● What to produce
Using the listing below, select the lines with the word "label" and copy them.

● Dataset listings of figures
☆ ☆ ☆ ☆ ☆ ☆ ☆
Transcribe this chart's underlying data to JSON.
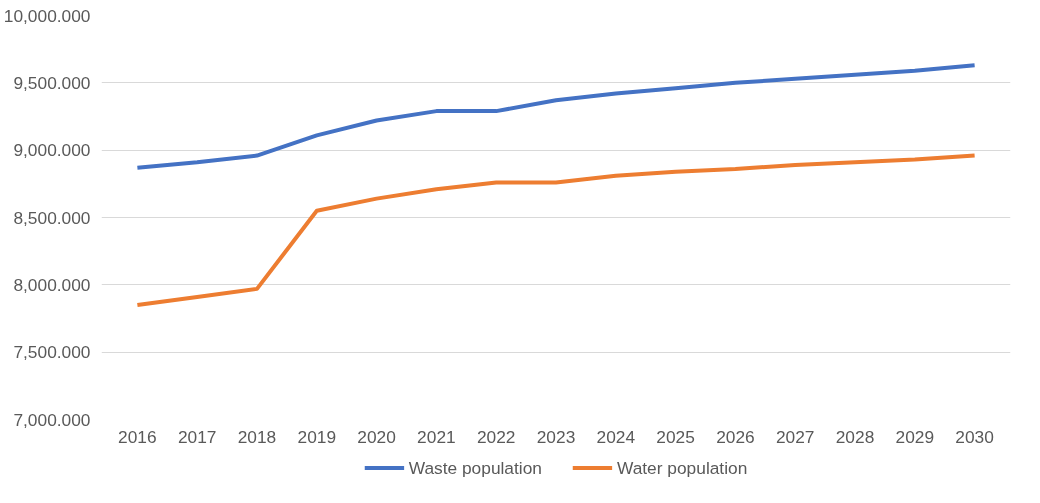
{
  "chart_data": {
    "type": "line",
    "categories": [
      "2016",
      "2017",
      "2018",
      "2019",
      "2020",
      "2021",
      "2022",
      "2023",
      "2024",
      "2025",
      "2026",
      "2027",
      "2028",
      "2029",
      "2030"
    ],
    "series": [
      {
        "name": "Waste population",
        "color": "#4472c4",
        "values": [
          8870,
          8910,
          8960,
          9110,
          9220,
          9290,
          9290,
          9370,
          9420,
          9460,
          9500,
          9530,
          9560,
          9590,
          9630
        ]
      },
      {
        "name": "Water population",
        "color": "#ed7d31",
        "values": [
          7850,
          7910,
          7970,
          8550,
          8640,
          8710,
          8760,
          8760,
          8810,
          8840,
          8860,
          8890,
          8910,
          8930,
          8960
        ]
      }
    ],
    "ylim": [
      7000,
      10000
    ],
    "yticks": [
      {
        "value": 7000,
        "label": "7,000.000"
      },
      {
        "value": 7500,
        "label": "7,500.000"
      },
      {
        "value": 8000,
        "label": "8,000.000"
      },
      {
        "value": 8500,
        "label": "8,500.000"
      },
      {
        "value": 9000,
        "label": "9,000.000"
      },
      {
        "value": 9500,
        "label": "9,500.000"
      },
      {
        "value": 10000,
        "label": "10,000.000"
      }
    ],
    "grid": "y",
    "legend": "bottom",
    "marker": "none",
    "line_style": "solid"
  }
}
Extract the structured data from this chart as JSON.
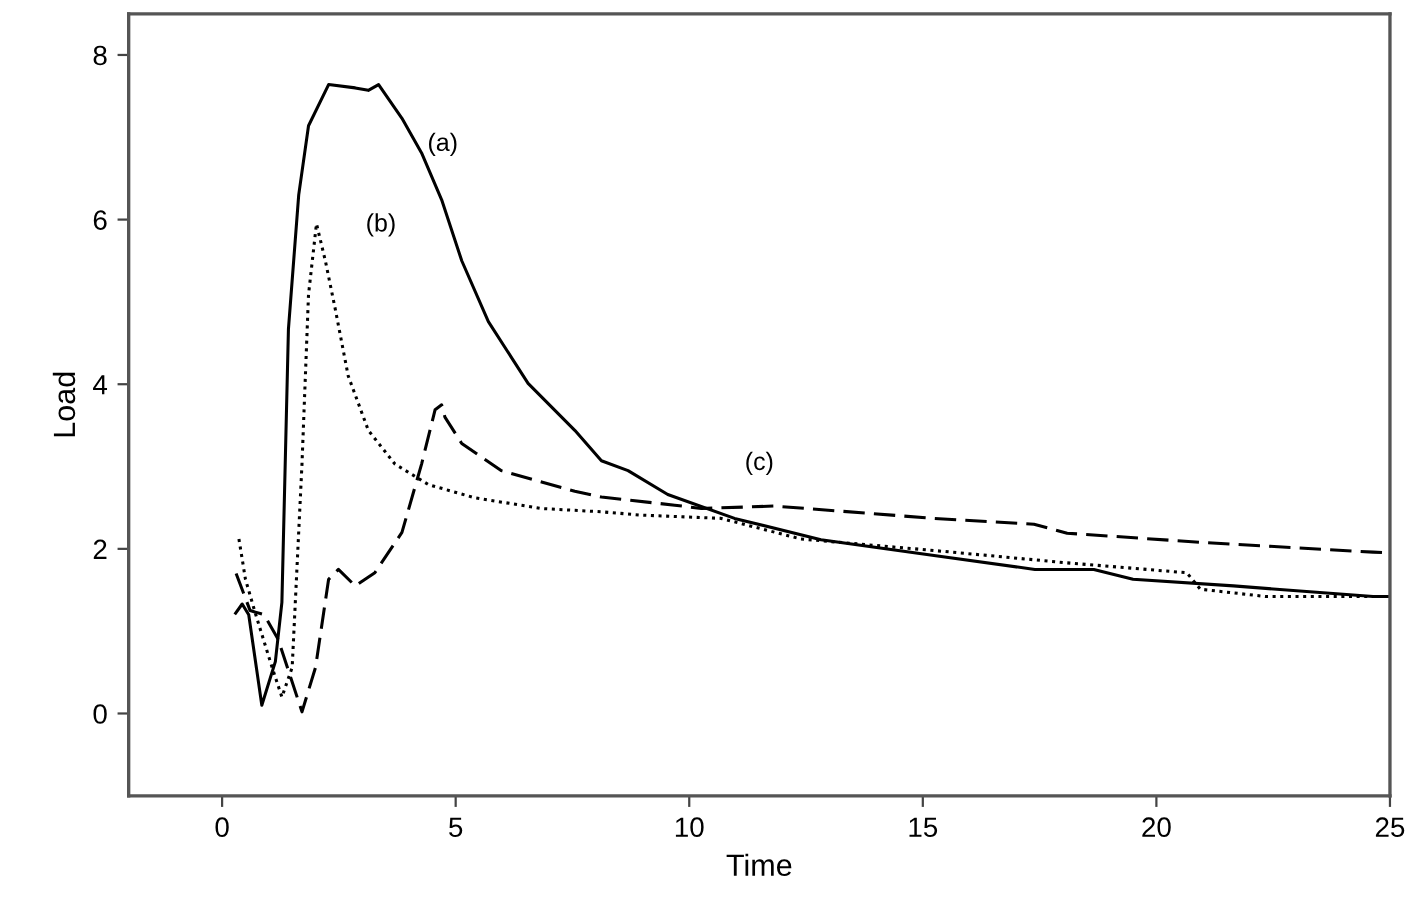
☆ ☆ ☆ ☆ ☆ ☆ ☆
● Reply to the task
        "label": "7,000.000"
        "label": "7,500.000"
        "label": "8,000.000"
        "label": "8,500.000"
        "label": "9,000.000"
        "label": "9,500.000"
        "label": "10,000.000"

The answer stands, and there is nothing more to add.